[Recorded data]
******************************
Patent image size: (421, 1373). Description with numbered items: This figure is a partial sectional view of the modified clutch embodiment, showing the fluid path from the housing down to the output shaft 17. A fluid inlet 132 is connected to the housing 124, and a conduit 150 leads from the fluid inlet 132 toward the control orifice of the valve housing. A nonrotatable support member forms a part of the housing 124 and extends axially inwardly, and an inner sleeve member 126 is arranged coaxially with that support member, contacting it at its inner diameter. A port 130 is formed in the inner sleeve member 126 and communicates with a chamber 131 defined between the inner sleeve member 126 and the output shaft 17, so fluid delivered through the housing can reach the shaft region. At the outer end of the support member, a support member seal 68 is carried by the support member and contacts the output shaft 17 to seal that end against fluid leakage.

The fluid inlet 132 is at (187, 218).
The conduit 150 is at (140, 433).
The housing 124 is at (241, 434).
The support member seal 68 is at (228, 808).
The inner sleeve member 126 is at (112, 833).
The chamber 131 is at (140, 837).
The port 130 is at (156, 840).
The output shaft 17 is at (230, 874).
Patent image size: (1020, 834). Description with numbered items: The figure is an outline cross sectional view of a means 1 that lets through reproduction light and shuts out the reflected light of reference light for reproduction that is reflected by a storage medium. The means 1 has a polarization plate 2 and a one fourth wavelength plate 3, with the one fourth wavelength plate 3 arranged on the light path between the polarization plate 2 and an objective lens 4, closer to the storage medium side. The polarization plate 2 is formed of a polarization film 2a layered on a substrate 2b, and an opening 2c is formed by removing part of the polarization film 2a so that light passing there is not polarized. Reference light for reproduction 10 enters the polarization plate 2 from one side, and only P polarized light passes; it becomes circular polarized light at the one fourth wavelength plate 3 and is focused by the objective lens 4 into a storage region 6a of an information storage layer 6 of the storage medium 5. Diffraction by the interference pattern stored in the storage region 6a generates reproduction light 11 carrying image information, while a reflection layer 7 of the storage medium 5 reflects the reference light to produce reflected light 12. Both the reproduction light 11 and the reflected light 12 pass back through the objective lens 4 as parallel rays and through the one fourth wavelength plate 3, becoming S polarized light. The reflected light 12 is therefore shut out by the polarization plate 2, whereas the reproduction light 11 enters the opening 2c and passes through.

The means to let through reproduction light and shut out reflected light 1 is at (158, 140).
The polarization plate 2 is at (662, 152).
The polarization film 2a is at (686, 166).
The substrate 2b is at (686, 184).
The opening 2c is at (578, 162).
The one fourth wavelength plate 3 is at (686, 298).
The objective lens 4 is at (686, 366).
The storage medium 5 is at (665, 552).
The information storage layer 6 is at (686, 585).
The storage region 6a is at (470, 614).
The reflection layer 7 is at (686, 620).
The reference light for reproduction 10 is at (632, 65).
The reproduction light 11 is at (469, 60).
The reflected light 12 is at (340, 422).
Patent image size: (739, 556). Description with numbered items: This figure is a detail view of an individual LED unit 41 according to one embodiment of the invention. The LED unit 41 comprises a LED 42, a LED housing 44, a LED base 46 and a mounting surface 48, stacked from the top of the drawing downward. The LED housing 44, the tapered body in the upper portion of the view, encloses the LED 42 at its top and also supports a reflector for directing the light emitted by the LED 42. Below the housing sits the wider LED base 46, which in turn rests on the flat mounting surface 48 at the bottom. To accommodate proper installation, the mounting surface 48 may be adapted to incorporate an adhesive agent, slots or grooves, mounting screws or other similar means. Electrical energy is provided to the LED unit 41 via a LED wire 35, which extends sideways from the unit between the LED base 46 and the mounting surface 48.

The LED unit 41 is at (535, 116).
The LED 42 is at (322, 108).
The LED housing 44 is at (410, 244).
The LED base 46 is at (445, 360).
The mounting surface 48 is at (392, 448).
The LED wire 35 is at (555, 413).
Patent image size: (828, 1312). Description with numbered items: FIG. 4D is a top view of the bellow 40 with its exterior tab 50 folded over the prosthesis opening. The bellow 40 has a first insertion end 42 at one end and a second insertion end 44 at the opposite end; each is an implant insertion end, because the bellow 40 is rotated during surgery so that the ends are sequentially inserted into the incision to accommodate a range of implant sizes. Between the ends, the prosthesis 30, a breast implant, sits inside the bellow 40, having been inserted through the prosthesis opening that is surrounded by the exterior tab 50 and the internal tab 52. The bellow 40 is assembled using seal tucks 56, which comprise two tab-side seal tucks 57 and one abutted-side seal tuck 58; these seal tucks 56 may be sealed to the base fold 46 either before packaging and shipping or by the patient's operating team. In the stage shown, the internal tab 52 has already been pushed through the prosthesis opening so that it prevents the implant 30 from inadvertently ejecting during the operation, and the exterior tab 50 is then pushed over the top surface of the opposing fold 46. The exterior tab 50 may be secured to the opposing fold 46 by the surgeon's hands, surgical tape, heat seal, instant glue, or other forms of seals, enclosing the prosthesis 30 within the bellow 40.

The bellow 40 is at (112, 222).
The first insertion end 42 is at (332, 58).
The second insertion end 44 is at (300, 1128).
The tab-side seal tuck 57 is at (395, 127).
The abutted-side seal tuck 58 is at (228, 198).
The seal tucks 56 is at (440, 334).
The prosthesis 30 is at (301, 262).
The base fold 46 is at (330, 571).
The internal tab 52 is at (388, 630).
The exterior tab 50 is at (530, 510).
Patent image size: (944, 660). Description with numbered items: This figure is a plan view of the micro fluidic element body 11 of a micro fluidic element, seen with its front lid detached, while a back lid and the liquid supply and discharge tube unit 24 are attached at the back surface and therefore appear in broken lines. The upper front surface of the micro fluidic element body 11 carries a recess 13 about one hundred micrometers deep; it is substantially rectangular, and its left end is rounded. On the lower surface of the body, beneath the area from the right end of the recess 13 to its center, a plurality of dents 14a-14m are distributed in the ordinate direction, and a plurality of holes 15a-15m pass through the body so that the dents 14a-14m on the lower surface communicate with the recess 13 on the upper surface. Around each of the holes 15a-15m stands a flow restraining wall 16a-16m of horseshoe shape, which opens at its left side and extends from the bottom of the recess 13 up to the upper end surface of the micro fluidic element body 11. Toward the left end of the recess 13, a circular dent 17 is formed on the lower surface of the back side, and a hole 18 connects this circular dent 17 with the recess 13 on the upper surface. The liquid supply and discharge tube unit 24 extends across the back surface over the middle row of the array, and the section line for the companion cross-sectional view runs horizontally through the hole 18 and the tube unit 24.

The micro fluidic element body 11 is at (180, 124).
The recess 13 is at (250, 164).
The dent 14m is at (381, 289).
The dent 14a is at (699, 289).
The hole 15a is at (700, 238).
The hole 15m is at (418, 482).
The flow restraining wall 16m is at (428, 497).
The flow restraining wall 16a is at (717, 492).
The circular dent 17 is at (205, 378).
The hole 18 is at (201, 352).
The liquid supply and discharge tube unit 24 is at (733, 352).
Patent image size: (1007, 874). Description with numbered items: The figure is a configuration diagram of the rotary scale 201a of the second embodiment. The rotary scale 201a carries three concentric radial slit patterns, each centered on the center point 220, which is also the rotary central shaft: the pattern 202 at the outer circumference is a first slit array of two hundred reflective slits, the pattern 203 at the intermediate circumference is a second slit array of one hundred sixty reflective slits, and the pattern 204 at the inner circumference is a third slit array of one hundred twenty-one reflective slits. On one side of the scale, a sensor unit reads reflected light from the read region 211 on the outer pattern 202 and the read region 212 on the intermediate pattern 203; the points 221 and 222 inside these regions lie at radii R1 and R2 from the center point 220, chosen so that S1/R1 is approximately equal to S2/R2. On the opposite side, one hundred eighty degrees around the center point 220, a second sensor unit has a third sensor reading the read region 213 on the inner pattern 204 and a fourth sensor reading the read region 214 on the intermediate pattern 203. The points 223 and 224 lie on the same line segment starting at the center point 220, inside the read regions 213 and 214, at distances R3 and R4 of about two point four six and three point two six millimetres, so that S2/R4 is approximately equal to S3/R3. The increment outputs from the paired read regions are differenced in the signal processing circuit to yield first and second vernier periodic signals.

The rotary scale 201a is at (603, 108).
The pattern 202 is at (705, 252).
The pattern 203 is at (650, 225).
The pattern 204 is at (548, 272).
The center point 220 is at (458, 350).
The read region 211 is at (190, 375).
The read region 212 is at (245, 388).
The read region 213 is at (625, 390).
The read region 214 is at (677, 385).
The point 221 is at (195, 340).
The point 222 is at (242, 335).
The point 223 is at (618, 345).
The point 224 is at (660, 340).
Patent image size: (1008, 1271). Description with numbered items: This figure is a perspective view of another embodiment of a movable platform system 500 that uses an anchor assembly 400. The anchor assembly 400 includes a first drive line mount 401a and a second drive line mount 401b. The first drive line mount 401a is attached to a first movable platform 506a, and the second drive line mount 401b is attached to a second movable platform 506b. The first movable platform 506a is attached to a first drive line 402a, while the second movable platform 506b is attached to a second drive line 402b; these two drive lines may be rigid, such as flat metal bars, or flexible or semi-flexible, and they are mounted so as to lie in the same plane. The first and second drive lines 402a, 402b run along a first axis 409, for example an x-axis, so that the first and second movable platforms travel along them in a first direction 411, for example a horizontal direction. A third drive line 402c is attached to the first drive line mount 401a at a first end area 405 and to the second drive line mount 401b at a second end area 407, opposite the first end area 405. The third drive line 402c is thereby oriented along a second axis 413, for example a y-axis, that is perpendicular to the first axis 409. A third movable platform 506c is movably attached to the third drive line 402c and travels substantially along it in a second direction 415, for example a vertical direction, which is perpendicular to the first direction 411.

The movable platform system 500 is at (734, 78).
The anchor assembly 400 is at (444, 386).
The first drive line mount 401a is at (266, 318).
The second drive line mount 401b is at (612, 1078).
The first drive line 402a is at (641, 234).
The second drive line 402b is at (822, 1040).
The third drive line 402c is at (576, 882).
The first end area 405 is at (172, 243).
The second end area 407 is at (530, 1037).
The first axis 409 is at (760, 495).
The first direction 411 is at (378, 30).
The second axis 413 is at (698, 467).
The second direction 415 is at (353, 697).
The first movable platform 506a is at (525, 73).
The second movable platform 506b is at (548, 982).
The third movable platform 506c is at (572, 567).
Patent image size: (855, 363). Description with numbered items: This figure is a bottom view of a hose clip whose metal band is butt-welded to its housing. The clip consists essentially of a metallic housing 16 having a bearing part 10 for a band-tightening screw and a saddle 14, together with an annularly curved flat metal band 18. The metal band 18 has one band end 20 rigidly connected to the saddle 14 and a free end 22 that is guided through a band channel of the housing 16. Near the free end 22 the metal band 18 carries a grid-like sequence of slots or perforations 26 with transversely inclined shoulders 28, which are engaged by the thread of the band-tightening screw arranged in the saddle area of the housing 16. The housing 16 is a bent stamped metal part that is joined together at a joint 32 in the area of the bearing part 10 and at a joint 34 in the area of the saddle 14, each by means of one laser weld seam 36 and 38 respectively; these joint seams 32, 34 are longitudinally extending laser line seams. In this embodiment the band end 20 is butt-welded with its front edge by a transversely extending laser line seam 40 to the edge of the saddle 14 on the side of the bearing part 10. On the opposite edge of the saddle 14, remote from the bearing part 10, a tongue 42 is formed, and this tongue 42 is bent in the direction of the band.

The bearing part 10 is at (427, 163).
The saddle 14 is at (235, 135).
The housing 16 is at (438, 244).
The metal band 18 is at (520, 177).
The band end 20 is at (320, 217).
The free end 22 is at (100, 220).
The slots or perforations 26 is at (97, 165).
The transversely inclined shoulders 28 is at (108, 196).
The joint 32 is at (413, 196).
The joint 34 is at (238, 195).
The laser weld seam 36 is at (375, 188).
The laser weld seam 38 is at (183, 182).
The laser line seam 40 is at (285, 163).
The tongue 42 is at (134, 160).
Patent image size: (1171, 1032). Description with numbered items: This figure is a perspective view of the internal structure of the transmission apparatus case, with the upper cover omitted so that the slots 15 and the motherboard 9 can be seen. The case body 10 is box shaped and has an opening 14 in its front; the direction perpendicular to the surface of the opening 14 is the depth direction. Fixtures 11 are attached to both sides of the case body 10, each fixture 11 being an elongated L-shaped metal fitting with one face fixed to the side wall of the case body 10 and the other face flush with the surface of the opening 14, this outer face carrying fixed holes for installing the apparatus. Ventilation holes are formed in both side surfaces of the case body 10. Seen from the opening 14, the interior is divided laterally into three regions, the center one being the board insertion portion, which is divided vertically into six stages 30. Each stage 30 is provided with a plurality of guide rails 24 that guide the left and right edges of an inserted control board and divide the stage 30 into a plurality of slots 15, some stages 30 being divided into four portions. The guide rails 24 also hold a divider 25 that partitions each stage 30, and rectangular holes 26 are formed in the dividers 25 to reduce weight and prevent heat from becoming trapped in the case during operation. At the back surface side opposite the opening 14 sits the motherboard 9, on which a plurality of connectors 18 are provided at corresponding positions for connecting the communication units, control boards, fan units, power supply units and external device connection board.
******************************
■ Requirement
Pull out, unchanged, every line from the beginning of the material through the line that contains "The output shaft 17 is at (230, 874).", including that line.

■ Output
Patent image size: (421, 1373). Description with numbered items: This figure is a partial sectional view of the modified clutch embodiment, showing the fluid path from the housing down to the output shaft 17. A fluid inlet 132 is connected to the housing 124, and a conduit 150 leads from the fluid inlet 132 toward the control orifice of the valve housing. A nonrotatable support member forms a part of the housing 124 and extends axially inwardly, and an inner sleeve member 126 is arranged coaxially with that support member, contacting it at its inner diameter. A port 130 is formed in the inner sleeve member 126 and communicates with a chamber 131 defined between the inner sleeve member 126 and the output shaft 17, so fluid delivered through the housing can reach the shaft region. At the outer end of the support member, a support member seal 68 is carried by the support member and contacts the output shaft 17 to seal that end against fluid leakage.

The fluid inlet 132 is at (187, 218).
The conduit 150 is at (140, 433).
The housing 124 is at (241, 434).
The support member seal 68 is at (228, 808).
The inner sleeve member 126 is at (112, 833).
The chamber 131 is at (140, 837).
The port 130 is at (156, 840).
The output shaft 17 is at (230, 874).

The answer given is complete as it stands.